Each line below should be retyped exactly, with no pictures.

— start of Data —

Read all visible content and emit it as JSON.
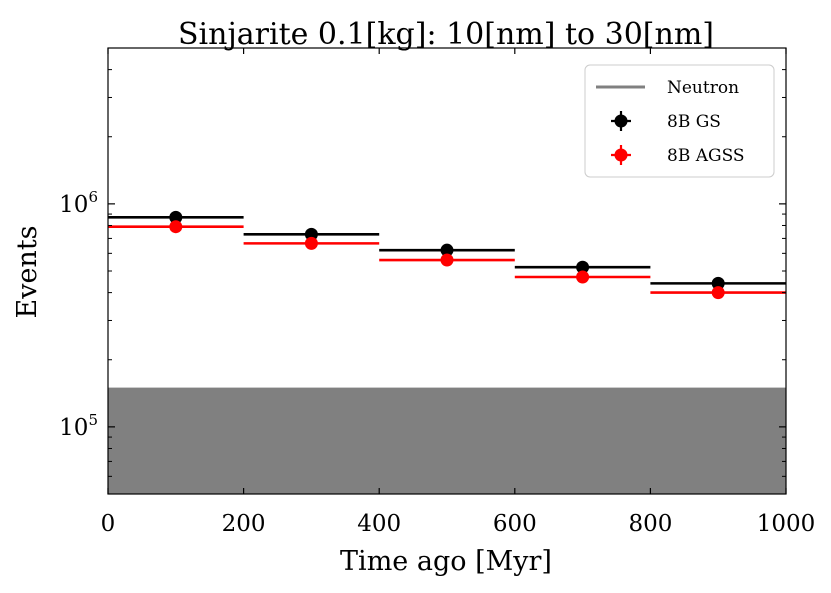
{
  "chart_data": {
    "type": "scatter",
    "title": "Sinjarite 0.1[kg]: 10[nm] to 30[nm]",
    "xlabel": "Time ago [Myr]",
    "ylabel": "Events",
    "xlim": [
      0,
      1000
    ],
    "ylim": [
      50000,
      5000000
    ],
    "yscale": "log",
    "grid": false,
    "legend_position": "top-right",
    "x_ticks": [
      0,
      200,
      400,
      600,
      800,
      1000
    ],
    "x_tick_labels": [
      "0",
      "200",
      "400",
      "600",
      "800",
      "1000"
    ],
    "y_ticks": [
      100000,
      1000000
    ],
    "y_tick_base": "10",
    "y_tick_exponents": [
      "5",
      "6"
    ],
    "background": {
      "name": "Neutron",
      "color": "#808080",
      "ylim": [
        50000,
        150000
      ]
    },
    "bins": [
      [
        0,
        200
      ],
      [
        200,
        400
      ],
      [
        400,
        600
      ],
      [
        600,
        800
      ],
      [
        800,
        1000
      ]
    ],
    "series": [
      {
        "name": "8B GS",
        "color": "#000000",
        "x": [
          100,
          300,
          500,
          700,
          900
        ],
        "values": [
          870000,
          730000,
          620000,
          520000,
          440000
        ]
      },
      {
        "name": "8B AGSS",
        "color": "#ff0000",
        "x": [
          100,
          300,
          500,
          700,
          900
        ],
        "values": [
          790000,
          665000,
          560000,
          470000,
          400000
        ]
      }
    ]
  }
}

— end of Data —

**Result of the task:**
Read all visible content and emit it as JSON.
{
  "chart_data": {
    "type": "scatter",
    "title": "Sinjarite 0.1[kg]: 10[nm] to 30[nm]",
    "xlabel": "Time ago [Myr]",
    "ylabel": "Events",
    "xlim": [
      0,
      1000
    ],
    "ylim": [
      50000,
      5000000
    ],
    "yscale": "log",
    "grid": false,
    "legend_position": "top-right",
    "x_ticks": [
      0,
      200,
      400,
      600,
      800,
      1000
    ],
    "x_tick_labels": [
      "0",
      "200",
      "400",
      "600",
      "800",
      "1000"
    ],
    "y_ticks": [
      100000,
      1000000
    ],
    "y_tick_base": "10",
    "y_tick_exponents": [
      "5",
      "6"
    ],
    "background": {
      "name": "Neutron",
      "color": "#808080",
      "ylim": [
        50000,
        150000
      ]
    },
    "bins": [
      [
        0,
        200
      ],
      [
        200,
        400
      ],
      [
        400,
        600
      ],
      [
        600,
        800
      ],
      [
        800,
        1000
      ]
    ],
    "series": [
      {
        "name": "8B GS",
        "color": "#000000",
        "x": [
          100,
          300,
          500,
          700,
          900
        ],
        "values": [
          870000,
          730000,
          620000,
          520000,
          440000
        ]
      },
      {
        "name": "8B AGSS",
        "color": "#ff0000",
        "x": [
          100,
          300,
          500,
          700,
          900
        ],
        "values": [
          790000,
          665000,
          560000,
          470000,
          400000
        ]
      }
    ]
  }
}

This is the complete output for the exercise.